## [Items from a data source]

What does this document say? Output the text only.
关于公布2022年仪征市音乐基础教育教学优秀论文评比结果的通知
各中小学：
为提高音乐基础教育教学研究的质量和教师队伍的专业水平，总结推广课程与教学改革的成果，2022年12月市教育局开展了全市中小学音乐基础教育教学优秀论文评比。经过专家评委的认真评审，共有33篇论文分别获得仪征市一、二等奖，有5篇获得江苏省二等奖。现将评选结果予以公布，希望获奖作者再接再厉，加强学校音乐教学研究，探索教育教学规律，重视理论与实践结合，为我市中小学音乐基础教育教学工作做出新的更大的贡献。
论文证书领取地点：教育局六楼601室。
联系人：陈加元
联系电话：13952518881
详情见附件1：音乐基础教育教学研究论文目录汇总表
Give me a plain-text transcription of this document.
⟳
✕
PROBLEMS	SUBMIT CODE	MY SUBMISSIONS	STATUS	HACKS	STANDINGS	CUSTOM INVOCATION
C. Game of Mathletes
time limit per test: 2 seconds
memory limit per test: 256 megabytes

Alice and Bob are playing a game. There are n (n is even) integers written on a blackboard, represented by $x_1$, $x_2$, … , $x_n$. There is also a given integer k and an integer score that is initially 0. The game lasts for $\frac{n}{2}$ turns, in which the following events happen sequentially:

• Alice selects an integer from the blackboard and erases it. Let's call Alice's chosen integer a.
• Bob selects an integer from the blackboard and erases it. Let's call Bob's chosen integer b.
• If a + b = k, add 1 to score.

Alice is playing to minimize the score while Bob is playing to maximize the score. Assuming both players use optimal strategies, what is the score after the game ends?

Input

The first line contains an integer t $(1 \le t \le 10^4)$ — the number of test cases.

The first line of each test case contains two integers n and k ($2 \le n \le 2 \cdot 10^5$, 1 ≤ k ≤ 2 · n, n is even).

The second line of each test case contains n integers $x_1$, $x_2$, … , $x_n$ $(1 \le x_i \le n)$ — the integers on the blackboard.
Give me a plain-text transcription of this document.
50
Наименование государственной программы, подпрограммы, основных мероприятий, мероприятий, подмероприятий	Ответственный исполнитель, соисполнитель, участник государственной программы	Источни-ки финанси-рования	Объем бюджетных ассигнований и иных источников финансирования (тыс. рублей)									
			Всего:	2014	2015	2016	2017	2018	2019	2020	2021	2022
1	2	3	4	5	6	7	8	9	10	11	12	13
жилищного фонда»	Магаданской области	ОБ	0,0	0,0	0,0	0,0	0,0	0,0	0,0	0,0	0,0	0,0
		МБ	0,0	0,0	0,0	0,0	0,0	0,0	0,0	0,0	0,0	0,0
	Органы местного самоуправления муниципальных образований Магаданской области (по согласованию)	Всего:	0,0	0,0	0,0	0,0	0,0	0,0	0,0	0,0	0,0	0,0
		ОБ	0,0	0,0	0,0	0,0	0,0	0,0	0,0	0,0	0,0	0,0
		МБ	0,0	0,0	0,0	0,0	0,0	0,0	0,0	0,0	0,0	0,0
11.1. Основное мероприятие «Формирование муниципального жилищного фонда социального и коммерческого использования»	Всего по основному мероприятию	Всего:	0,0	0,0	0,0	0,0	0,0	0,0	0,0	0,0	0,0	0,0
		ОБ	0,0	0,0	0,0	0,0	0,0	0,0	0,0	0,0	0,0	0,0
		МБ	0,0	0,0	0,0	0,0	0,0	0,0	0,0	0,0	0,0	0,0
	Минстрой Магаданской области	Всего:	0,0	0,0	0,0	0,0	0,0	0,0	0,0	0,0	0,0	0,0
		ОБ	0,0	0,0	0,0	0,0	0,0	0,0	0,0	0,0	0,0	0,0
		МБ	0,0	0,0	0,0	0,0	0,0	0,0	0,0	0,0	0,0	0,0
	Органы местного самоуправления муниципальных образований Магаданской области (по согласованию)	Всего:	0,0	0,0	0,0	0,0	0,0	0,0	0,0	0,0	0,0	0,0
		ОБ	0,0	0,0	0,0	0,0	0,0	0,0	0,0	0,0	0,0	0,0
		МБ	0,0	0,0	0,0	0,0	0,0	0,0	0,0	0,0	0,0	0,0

## [Task objective]
Copy out the full listing exactly.

## [Solution for this exercise]
What does this document say? Output the text only.
关于公布2022年仪征市音乐基础教育教学优秀论文评比结果的通知
各中小学：
为提高音乐基础教育教学研究的质量和教师队伍的专业水平，总结推广课程与教学改革的成果，2022年12月市教育局开展了全市中小学音乐基础教育教学优秀论文评比。经过专家评委的认真评审，共有33篇论文分别获得仪征市一、二等奖，有5篇获得江苏省二等奖。现将评选结果予以公布，希望获奖作者再接再厉，加强学校音乐教学研究，探索教育教学规律，重视理论与实践结合，为我市中小学音乐基础教育教学工作做出新的更大的贡献。
论文证书领取地点：教育局六楼601室。
联系人：陈加元
联系电话：13952518881
详情见附件1：音乐基础教育教学研究论文目录汇总表
Give me a plain-text transcription of this document.
⟳
✕
PROBLEMS	SUBMIT CODE	MY SUBMISSIONS	STATUS	HACKS	STANDINGS	CUSTOM INVOCATION
C. Game of Mathletes
time limit per test: 2 seconds
memory limit per test: 256 megabytes

Alice and Bob are playing a game. There are n (n is even) integers written on a blackboard, represented by $x_1$, $x_2$, … , $x_n$. There is also a given integer k and an integer score that is initially 0. The game lasts for $\frac{n}{2}$ turns, in which the following events happen sequentially:

• Alice selects an integer from the blackboard and erases it. Let's call Alice's chosen integer a.
• Bob selects an integer from the blackboard and erases it. Let's call Bob's chosen integer b.
• If a + b = k, add 1 to score.

Alice is playing to minimize the score while Bob is playing to maximize the score. Assuming both players use optimal strategies, what is the score after the game ends?

Input

The first line contains an integer t $(1 \le t \le 10^4)$ — the number of test cases.

The first line of each test case contains two integers n and k ($2 \le n \le 2 \cdot 10^5$, 1 ≤ k ≤ 2 · n, n is even).

The second line of each test case contains n integers $x_1$, $x_2$, … , $x_n$ $(1 \le x_i \le n)$ — the integers on the blackboard.
Give me a plain-text transcription of this document.
50
Наименование государственной программы, подпрограммы, основных мероприятий, мероприятий, подмероприятий	Ответственный исполнитель, соисполнитель, участник государственной программы	Источни-ки финанси-рования	Объем бюджетных ассигнований и иных источников финансирования (тыс. рублей)									
			Всего:	2014	2015	2016	2017	2018	2019	2020	2021	2022
1	2	3	4	5	6	7	8	9	10	11	12	13
жилищного фонда»	Магаданской области	ОБ	0,0	0,0	0,0	0,0	0,0	0,0	0,0	0,0	0,0	0,0
		МБ	0,0	0,0	0,0	0,0	0,0	0,0	0,0	0,0	0,0	0,0
	Органы местного самоуправления муниципальных образований Магаданской области (по согласованию)	Всего:	0,0	0,0	0,0	0,0	0,0	0,0	0,0	0,0	0,0	0,0
		ОБ	0,0	0,0	0,0	0,0	0,0	0,0	0,0	0,0	0,0	0,0
		МБ	0,0	0,0	0,0	0,0	0,0	0,0	0,0	0,0	0,0	0,0
11.1. Основное мероприятие «Формирование муниципального жилищного фонда социального и коммерческого использования»	Всего по основному мероприятию	Всего:	0,0	0,0	0,0	0,0	0,0	0,0	0,0	0,0	0,0	0,0
		ОБ	0,0	0,0	0,0	0,0	0,0	0,0	0,0	0,0	0,0	0,0
		МБ	0,0	0,0	0,0	0,0	0,0	0,0	0,0	0,0	0,0	0,0
	Минстрой Магаданской области	Всего:	0,0	0,0	0,0	0,0	0,0	0,0	0,0	0,0	0,0	0,0
		ОБ	0,0	0,0	0,0	0,0	0,0	0,0	0,0	0,0	0,0	0,0
		МБ	0,0	0,0	0,0	0,0	0,0	0,0	0,0	0,0	0,0	0,0
	Органы местного самоуправления муниципальных образований Магаданской области (по согласованию)	Всего:	0,0	0,0	0,0	0,0	0,0	0,0	0,0	0,0	0,0	0,0
		ОБ	0,0	0,0	0,0	0,0	0,0	0,0	0,0	0,0	0,0	0,0
		МБ	0,0	0,0	0,0	0,0	0,0	0,0	0,0	0,0	0,0	0,0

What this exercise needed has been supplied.